WHAT YOU SHOULD DO: What lines of the data include the string "Dios"? Copy them all.

INPUT FOR THIS TASK:
>> Begin

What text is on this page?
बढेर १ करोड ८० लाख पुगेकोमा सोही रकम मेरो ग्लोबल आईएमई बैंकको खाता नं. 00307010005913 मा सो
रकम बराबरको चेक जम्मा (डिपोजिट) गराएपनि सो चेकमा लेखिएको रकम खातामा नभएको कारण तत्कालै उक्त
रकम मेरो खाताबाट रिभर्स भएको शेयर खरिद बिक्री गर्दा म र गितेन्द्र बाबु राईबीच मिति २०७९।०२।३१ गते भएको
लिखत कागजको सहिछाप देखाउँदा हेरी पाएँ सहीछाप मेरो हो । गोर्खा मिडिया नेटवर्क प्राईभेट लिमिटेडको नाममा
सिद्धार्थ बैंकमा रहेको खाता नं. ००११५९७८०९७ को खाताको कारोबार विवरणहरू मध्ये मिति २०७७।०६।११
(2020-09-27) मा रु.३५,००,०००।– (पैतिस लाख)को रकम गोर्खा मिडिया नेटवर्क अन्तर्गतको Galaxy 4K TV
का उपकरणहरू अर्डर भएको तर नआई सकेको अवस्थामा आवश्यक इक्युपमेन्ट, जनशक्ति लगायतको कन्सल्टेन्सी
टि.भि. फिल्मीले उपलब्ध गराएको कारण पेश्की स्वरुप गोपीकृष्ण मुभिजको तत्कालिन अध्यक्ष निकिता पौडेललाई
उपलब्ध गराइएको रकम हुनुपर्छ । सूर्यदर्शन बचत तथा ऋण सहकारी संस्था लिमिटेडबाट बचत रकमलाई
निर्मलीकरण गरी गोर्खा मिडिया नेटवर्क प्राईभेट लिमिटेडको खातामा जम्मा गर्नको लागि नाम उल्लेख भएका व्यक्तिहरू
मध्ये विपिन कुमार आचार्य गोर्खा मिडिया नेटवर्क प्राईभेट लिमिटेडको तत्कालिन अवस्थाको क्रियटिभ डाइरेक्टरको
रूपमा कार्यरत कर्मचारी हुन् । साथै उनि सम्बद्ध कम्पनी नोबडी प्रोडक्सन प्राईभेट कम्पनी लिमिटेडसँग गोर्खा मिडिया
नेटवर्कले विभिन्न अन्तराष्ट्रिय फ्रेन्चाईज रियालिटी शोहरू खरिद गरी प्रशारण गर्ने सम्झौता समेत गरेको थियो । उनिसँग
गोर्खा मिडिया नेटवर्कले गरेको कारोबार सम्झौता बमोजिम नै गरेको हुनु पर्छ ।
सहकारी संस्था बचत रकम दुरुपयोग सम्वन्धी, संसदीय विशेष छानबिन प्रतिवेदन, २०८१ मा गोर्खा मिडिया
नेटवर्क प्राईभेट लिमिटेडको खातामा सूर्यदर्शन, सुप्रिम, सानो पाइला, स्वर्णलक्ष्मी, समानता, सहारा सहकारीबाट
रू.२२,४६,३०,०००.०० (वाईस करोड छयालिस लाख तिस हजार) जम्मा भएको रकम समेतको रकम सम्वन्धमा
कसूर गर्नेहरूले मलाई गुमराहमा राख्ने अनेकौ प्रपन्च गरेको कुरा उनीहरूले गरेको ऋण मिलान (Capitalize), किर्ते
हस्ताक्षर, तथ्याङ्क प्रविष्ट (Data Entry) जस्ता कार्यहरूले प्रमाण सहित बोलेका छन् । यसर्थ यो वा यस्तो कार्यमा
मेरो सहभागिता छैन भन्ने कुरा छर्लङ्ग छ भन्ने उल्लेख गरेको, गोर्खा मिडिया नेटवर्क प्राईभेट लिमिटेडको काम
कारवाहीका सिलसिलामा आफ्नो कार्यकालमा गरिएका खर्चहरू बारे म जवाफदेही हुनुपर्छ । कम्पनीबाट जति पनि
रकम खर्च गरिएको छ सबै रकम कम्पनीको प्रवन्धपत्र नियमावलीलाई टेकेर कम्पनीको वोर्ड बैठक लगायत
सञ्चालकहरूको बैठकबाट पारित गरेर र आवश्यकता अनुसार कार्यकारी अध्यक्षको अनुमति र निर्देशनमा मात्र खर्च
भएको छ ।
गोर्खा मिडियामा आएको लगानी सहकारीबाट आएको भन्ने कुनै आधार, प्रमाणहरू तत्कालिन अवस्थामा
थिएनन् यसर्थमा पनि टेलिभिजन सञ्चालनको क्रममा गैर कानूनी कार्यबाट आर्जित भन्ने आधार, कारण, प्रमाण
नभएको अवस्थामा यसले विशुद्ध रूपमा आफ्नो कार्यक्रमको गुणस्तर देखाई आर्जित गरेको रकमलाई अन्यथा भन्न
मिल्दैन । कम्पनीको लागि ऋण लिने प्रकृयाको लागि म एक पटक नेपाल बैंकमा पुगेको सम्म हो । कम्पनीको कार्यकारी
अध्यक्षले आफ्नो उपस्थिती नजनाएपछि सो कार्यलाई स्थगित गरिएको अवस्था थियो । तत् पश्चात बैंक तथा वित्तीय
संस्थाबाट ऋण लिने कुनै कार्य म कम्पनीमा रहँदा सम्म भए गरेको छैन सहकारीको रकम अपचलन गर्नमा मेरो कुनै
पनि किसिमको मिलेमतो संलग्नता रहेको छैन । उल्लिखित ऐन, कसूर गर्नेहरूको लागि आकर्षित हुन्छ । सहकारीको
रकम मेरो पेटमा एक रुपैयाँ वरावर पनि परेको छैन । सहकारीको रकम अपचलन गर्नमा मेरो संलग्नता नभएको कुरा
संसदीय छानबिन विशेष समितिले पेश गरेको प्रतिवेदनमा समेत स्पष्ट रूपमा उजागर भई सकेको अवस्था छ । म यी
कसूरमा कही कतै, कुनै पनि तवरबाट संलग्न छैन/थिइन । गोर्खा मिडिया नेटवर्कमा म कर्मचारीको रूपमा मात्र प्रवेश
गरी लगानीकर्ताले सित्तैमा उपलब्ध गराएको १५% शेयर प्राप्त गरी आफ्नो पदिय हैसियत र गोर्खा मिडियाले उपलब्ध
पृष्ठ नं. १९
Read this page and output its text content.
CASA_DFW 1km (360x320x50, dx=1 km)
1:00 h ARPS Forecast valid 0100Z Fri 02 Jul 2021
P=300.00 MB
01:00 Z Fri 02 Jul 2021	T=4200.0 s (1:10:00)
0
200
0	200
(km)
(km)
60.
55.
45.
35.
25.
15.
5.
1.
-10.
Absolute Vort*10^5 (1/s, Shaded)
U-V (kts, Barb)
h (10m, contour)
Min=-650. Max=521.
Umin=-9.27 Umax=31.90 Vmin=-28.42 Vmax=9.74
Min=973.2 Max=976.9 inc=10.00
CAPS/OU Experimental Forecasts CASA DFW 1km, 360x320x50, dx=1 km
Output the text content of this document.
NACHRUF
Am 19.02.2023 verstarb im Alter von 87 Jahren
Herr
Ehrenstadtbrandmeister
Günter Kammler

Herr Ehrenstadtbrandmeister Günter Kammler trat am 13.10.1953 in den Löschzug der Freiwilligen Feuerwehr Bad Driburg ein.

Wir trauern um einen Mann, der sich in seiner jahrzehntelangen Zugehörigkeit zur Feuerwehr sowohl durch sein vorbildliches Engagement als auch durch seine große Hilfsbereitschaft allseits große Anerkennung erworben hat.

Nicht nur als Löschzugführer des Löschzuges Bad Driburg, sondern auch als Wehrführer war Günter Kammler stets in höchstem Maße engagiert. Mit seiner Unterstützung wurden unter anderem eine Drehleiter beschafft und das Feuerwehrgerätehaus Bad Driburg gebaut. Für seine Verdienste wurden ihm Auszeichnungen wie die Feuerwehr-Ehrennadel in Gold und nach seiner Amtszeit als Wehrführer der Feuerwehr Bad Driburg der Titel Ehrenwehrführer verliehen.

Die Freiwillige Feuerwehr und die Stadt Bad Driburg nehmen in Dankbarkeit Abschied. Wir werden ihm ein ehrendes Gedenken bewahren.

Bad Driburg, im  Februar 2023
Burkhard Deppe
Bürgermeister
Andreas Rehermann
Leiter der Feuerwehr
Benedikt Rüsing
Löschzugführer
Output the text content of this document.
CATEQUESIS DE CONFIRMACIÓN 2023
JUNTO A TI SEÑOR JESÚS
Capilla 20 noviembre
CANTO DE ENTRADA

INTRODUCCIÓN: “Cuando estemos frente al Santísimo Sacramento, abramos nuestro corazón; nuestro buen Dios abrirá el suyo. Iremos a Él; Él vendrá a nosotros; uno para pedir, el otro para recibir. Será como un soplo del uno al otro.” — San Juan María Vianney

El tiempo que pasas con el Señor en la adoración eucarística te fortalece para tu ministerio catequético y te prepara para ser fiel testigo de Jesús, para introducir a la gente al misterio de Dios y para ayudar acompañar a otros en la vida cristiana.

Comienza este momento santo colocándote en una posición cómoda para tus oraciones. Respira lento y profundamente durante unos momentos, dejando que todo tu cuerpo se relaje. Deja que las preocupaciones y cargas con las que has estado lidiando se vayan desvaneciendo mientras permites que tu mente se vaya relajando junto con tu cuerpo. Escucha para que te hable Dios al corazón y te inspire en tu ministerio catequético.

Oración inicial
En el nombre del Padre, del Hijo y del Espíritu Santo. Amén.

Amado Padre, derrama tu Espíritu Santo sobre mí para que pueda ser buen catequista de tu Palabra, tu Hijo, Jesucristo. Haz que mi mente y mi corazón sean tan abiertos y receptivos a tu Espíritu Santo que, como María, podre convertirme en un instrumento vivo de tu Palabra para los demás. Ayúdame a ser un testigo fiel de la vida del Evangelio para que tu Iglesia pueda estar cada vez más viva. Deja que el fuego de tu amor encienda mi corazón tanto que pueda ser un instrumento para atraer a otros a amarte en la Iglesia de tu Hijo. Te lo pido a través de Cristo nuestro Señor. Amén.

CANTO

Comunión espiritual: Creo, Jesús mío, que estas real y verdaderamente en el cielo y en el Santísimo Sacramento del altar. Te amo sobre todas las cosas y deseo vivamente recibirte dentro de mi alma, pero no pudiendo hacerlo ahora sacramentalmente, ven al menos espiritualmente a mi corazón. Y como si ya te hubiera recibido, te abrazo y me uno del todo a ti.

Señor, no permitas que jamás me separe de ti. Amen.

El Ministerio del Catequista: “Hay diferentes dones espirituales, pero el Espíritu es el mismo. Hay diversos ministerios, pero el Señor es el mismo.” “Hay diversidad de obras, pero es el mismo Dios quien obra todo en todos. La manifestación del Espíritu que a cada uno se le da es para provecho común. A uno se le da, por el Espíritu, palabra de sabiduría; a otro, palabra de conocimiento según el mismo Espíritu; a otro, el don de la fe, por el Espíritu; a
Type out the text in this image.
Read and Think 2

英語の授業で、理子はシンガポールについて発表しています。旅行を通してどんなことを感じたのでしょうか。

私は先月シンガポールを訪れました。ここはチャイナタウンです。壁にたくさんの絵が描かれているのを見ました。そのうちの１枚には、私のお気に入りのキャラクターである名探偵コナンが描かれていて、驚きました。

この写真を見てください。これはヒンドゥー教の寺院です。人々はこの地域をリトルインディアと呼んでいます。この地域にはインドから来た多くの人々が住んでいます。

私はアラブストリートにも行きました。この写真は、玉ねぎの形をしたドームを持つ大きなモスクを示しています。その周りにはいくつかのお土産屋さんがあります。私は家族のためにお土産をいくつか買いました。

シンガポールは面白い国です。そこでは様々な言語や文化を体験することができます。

>> End

OUTPUT OF THE EXERCISE:
INTRODUCCIÓN: “Cuando estemos frente al Santísimo Sacramento, abramos nuestro corazón; nuestro buen Dios abrirá el suyo. Iremos a Él; Él vendrá a nosotros; uno para pedir, el otro para recibir. Será como un soplo del uno al otro.” — San Juan María Vianney
El tiempo que pasas con el Señor en la adoración eucarística te fortalece para tu ministerio catequético y te prepara para ser fiel testigo de Jesús, para introducir a la gente al misterio de Dios y para ayudar acompañar a otros en la vida cristiana.
Comienza este momento santo colocándote en una posición cómoda para tus oraciones. Respira lento y profundamente durante unos momentos, dejando que todo tu cuerpo se relaje. Deja que las preocupaciones y cargas con las que has estado lidiando se vayan desvaneciendo mientras permites que tu mente se vaya relajando junto con tu cuerpo. Escucha para que te hable Dios al corazón y te inspire en tu ministerio catequético.
El Ministerio del Catequista: “Hay diferentes dones espirituales, pero el Espíritu es el mismo. Hay diversos ministerios, pero el Señor es el mismo.” “Hay diversidad de obras, pero es el mismo Dios quien obra todo en todos. La manifestación del Espíritu que a cada uno se le da es para provecho común. A uno se le da, por el Espíritu, palabra de sabiduría; a otro, palabra de conocimiento según el mismo Espíritu; a otro, el don de la fe, por el Espíritu; a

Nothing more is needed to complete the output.